- **Some records**:
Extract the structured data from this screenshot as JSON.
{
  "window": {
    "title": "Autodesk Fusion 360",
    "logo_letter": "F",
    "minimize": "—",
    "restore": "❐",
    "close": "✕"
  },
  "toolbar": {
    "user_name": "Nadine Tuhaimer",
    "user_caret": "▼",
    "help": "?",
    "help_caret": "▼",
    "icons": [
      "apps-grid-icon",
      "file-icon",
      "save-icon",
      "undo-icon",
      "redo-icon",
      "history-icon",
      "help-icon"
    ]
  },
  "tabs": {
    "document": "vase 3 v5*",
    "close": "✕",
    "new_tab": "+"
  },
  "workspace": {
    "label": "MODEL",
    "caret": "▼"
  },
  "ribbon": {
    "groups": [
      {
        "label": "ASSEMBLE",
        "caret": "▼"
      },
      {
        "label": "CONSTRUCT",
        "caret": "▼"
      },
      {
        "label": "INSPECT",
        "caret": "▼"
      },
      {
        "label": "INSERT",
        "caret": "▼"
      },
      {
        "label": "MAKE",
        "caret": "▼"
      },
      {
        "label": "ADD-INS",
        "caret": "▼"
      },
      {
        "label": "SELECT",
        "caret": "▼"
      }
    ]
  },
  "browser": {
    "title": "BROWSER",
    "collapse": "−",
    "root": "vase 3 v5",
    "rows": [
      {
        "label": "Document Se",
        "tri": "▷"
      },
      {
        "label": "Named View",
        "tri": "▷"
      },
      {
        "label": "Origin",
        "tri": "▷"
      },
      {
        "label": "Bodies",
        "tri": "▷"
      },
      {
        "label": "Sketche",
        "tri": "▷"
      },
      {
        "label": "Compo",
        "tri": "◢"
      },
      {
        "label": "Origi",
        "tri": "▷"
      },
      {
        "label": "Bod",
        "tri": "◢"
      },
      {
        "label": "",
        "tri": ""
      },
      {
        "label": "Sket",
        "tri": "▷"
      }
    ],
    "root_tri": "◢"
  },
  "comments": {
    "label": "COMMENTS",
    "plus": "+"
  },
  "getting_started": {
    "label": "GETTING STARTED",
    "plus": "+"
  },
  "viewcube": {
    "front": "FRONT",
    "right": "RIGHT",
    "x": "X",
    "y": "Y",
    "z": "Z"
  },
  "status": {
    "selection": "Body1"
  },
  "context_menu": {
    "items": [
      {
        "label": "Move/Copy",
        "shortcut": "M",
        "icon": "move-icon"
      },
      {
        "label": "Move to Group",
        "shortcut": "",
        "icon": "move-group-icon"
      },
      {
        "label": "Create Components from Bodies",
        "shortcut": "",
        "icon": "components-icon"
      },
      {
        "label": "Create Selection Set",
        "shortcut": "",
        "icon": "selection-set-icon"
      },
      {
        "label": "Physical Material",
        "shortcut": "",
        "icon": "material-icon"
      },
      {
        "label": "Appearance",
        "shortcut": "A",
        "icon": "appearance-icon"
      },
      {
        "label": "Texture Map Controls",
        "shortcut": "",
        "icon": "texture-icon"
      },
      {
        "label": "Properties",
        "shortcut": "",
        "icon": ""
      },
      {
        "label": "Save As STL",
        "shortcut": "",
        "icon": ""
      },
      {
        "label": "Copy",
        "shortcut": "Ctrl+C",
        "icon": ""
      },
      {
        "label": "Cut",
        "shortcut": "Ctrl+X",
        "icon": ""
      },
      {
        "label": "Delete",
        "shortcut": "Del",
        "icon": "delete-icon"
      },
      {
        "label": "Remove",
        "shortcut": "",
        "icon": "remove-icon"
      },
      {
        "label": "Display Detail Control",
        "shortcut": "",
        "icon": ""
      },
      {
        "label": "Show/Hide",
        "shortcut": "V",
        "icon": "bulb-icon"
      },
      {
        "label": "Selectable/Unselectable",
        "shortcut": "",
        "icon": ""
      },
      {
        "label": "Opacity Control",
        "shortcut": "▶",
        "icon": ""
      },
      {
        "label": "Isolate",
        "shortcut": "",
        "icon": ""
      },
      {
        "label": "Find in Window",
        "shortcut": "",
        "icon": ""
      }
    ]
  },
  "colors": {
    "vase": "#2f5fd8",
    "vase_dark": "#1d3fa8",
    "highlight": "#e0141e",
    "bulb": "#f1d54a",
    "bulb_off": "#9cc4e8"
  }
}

- **OBJECTIVE**: Using the records above, copy every line that has the word "title" in it.

- **EXERCISE OUTPUT**:
    "title": "Autodesk Fusion 360",
    "title": "BROWSER",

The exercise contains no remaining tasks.